◆ Record extracts
— Start —
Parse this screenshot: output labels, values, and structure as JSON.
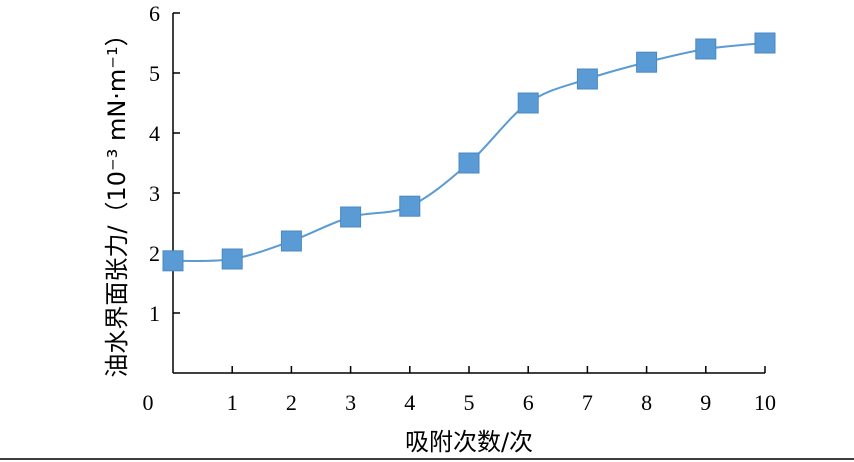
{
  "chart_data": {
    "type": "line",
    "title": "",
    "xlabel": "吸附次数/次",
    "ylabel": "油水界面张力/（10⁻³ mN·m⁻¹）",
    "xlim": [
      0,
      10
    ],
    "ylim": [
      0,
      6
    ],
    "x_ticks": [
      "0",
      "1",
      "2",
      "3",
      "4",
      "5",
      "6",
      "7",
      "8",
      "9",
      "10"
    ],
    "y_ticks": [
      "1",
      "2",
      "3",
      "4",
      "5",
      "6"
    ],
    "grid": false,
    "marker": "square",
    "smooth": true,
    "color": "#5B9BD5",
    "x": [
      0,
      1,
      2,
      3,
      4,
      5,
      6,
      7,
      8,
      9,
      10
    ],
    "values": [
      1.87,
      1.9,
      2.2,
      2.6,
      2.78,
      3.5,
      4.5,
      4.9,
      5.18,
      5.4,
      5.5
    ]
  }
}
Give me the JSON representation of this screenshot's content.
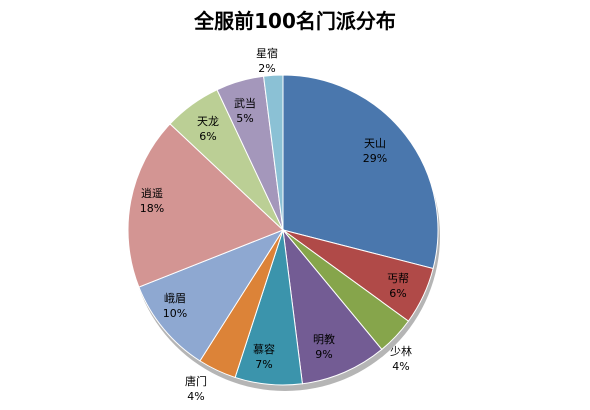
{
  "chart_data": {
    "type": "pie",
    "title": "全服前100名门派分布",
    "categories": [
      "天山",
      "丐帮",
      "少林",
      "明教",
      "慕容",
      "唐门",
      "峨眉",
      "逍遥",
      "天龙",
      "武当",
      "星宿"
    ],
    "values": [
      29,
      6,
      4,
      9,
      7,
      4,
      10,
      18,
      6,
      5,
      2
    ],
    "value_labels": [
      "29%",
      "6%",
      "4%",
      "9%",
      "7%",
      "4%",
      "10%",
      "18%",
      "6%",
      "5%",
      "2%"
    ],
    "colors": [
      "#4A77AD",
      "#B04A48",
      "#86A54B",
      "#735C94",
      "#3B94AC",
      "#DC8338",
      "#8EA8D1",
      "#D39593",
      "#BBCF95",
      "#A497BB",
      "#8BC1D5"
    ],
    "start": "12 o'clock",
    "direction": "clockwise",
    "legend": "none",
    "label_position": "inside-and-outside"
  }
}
— End —
— Start —
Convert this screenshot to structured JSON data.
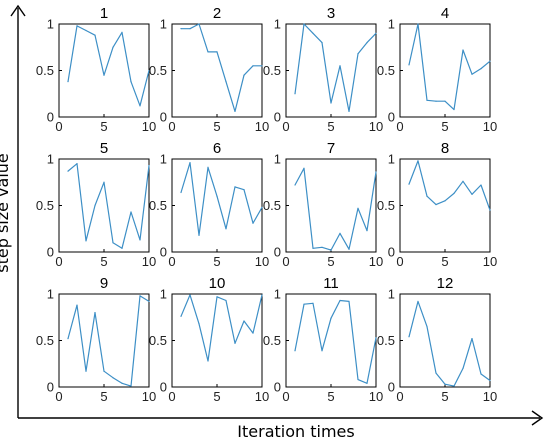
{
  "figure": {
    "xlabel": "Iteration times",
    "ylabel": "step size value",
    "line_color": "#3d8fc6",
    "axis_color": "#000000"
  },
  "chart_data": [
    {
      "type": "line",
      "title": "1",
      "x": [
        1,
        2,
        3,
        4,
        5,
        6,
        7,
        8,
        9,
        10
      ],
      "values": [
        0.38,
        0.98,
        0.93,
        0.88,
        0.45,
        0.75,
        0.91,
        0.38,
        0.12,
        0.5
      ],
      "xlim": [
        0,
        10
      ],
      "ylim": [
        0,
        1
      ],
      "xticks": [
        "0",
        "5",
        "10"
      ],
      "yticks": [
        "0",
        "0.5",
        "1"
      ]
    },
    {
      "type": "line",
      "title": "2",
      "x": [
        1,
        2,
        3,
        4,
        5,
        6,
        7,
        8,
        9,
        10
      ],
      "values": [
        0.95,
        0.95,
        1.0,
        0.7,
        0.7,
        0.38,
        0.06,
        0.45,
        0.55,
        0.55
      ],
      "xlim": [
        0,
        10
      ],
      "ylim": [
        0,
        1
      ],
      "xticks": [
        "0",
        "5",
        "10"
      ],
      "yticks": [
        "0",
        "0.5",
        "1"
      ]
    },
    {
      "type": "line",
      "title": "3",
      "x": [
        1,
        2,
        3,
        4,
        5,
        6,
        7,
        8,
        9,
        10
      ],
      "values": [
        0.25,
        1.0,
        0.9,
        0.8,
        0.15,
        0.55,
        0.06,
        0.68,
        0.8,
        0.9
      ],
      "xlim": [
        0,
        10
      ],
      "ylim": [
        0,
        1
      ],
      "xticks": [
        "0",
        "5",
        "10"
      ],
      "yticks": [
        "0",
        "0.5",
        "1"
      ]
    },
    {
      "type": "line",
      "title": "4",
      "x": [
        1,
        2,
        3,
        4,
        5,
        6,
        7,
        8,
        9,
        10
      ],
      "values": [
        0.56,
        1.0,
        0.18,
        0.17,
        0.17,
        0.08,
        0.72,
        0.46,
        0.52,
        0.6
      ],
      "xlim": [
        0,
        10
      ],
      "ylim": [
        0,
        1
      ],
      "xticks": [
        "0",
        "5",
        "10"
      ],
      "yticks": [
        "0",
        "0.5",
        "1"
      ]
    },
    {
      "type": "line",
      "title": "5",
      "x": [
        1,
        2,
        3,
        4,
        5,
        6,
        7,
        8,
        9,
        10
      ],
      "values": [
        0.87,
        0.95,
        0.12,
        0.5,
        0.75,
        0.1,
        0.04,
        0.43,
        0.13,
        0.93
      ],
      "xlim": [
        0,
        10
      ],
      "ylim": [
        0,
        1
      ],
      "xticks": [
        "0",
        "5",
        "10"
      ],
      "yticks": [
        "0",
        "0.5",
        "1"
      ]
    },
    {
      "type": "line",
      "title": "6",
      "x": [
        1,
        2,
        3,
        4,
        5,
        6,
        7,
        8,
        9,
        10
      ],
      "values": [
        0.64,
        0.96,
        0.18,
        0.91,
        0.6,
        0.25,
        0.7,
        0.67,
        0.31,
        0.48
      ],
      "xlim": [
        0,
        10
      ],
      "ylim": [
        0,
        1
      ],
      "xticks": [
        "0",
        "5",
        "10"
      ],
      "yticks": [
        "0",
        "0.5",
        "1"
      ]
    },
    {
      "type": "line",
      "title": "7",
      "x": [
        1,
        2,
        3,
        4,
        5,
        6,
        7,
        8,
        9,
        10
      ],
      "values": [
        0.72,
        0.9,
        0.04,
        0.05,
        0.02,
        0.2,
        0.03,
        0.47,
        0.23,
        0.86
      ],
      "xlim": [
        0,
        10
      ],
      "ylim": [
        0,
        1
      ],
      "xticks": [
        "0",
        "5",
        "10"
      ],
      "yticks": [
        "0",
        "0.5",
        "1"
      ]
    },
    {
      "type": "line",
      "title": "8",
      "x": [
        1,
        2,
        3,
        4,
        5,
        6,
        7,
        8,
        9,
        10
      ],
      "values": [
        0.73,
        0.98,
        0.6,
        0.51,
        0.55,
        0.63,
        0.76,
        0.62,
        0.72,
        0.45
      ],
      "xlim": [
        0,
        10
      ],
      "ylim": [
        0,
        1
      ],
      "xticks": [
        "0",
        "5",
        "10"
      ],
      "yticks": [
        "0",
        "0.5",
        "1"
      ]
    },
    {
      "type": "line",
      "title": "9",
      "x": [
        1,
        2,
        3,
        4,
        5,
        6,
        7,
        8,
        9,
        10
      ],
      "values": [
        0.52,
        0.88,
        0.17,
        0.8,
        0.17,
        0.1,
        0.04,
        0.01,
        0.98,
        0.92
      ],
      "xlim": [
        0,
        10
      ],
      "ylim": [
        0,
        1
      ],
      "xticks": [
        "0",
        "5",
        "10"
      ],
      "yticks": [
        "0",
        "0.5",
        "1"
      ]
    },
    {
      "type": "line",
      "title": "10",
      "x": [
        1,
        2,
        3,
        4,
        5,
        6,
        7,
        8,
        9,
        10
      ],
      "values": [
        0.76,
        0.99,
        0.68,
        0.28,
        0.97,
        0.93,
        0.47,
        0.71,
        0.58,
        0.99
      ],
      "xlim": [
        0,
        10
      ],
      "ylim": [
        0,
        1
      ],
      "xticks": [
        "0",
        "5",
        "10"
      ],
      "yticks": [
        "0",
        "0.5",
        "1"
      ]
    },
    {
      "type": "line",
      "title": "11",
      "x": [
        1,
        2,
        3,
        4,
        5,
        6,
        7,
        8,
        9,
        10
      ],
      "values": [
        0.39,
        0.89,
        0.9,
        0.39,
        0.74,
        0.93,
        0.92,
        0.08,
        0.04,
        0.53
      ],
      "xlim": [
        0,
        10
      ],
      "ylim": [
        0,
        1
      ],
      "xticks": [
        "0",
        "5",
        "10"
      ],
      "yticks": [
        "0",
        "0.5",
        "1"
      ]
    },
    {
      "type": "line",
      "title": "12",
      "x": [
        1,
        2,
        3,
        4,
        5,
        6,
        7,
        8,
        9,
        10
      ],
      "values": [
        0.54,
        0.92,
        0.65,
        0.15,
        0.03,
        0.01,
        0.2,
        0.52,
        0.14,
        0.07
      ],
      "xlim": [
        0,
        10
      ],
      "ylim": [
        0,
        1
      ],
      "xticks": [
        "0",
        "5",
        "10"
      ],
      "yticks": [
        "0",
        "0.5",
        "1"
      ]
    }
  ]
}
— End —
Copy every line above in which the string "JSON" shows up.

Parse this screenshot: output labels, values, and structure as JSON.
Give me the JSON representation of this screenshot's content.
Convert this screenshot to structured JSON data.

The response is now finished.